==== SUPPLIED DATA

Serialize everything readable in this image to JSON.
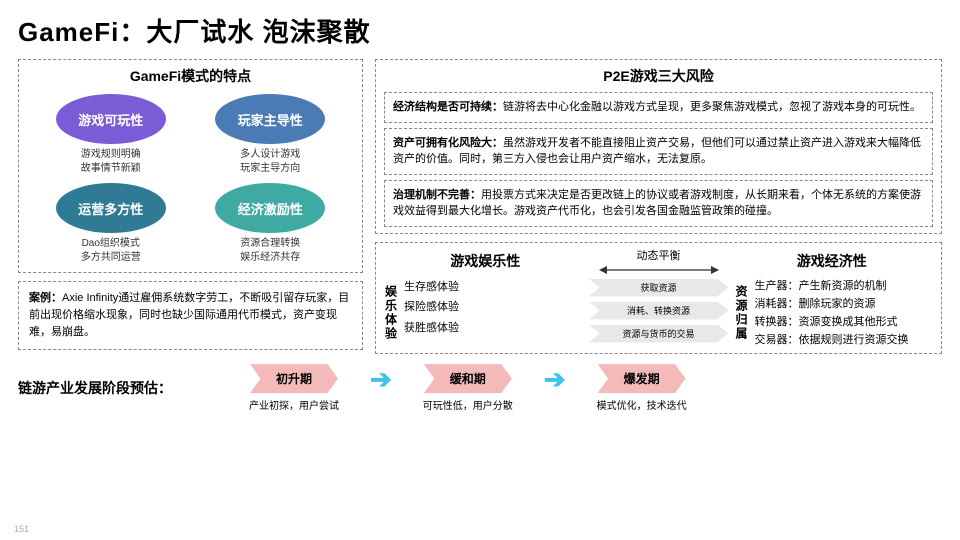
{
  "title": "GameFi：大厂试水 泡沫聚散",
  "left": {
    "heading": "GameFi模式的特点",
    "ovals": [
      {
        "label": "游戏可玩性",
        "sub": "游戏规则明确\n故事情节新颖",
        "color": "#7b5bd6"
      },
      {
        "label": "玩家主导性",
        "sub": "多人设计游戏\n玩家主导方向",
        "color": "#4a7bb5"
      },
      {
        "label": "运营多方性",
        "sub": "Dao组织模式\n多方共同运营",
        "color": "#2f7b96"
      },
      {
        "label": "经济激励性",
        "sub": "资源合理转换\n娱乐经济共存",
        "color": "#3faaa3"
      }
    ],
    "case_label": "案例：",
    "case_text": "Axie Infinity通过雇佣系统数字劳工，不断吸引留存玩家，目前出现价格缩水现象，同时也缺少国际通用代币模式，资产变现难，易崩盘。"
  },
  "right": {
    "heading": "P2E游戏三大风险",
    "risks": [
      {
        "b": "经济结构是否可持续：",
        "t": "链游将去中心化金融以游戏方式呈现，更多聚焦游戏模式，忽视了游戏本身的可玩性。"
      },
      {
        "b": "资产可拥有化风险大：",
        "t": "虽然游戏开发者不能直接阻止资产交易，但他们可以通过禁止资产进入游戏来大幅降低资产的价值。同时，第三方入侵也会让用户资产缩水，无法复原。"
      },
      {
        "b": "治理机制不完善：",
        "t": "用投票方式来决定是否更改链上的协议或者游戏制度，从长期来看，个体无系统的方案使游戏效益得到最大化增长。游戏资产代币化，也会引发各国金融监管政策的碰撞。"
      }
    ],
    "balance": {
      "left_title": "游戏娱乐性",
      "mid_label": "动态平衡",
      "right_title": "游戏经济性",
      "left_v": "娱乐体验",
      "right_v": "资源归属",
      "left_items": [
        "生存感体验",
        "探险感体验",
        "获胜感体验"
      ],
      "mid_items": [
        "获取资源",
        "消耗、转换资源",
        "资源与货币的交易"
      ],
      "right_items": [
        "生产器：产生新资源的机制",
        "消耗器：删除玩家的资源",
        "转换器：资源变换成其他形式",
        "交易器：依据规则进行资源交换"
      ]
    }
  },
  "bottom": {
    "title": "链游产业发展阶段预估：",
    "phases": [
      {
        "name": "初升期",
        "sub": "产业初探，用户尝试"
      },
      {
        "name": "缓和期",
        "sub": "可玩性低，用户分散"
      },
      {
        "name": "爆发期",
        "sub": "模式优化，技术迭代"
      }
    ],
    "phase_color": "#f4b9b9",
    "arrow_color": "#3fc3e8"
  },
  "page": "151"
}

========

→ **DIRECTIONS FOR THIS TASK**:
From the listing above, print every entry precisely and drop the pictures.

→ **RESULT**:
Serialize everything readable in this image to JSON.
{
  "title": "GameFi：大厂试水 泡沫聚散",
  "left": {
    "heading": "GameFi模式的特点",
    "ovals": [
      {
        "label": "游戏可玩性",
        "sub": "游戏规则明确\n故事情节新颖",
        "color": "#7b5bd6"
      },
      {
        "label": "玩家主导性",
        "sub": "多人设计游戏\n玩家主导方向",
        "color": "#4a7bb5"
      },
      {
        "label": "运营多方性",
        "sub": "Dao组织模式\n多方共同运营",
        "color": "#2f7b96"
      },
      {
        "label": "经济激励性",
        "sub": "资源合理转换\n娱乐经济共存",
        "color": "#3faaa3"
      }
    ],
    "case_label": "案例：",
    "case_text": "Axie Infinity通过雇佣系统数字劳工，不断吸引留存玩家，目前出现价格缩水现象，同时也缺少国际通用代币模式，资产变现难，易崩盘。"
  },
  "right": {
    "heading": "P2E游戏三大风险",
    "risks": [
      {
        "b": "经济结构是否可持续：",
        "t": "链游将去中心化金融以游戏方式呈现，更多聚焦游戏模式，忽视了游戏本身的可玩性。"
      },
      {
        "b": "资产可拥有化风险大：",
        "t": "虽然游戏开发者不能直接阻止资产交易，但他们可以通过禁止资产进入游戏来大幅降低资产的价值。同时，第三方入侵也会让用户资产缩水，无法复原。"
      },
      {
        "b": "治理机制不完善：",
        "t": "用投票方式来决定是否更改链上的协议或者游戏制度，从长期来看，个体无系统的方案使游戏效益得到最大化增长。游戏资产代币化，也会引发各国金融监管政策的碰撞。"
      }
    ],
    "balance": {
      "left_title": "游戏娱乐性",
      "mid_label": "动态平衡",
      "right_title": "游戏经济性",
      "left_v": "娱乐体验",
      "right_v": "资源归属",
      "left_items": [
        "生存感体验",
        "探险感体验",
        "获胜感体验"
      ],
      "mid_items": [
        "获取资源",
        "消耗、转换资源",
        "资源与货币的交易"
      ],
      "right_items": [
        "生产器：产生新资源的机制",
        "消耗器：删除玩家的资源",
        "转换器：资源变换成其他形式",
        "交易器：依据规则进行资源交换"
      ]
    }
  },
  "bottom": {
    "title": "链游产业发展阶段预估：",
    "phases": [
      {
        "name": "初升期",
        "sub": "产业初探，用户尝试"
      },
      {
        "name": "缓和期",
        "sub": "可玩性低，用户分散"
      },
      {
        "name": "爆发期",
        "sub": "模式优化，技术迭代"
      }
    ],
    "phase_color": "#f4b9b9",
    "arrow_color": "#3fc3e8"
  },
  "page": "151"
}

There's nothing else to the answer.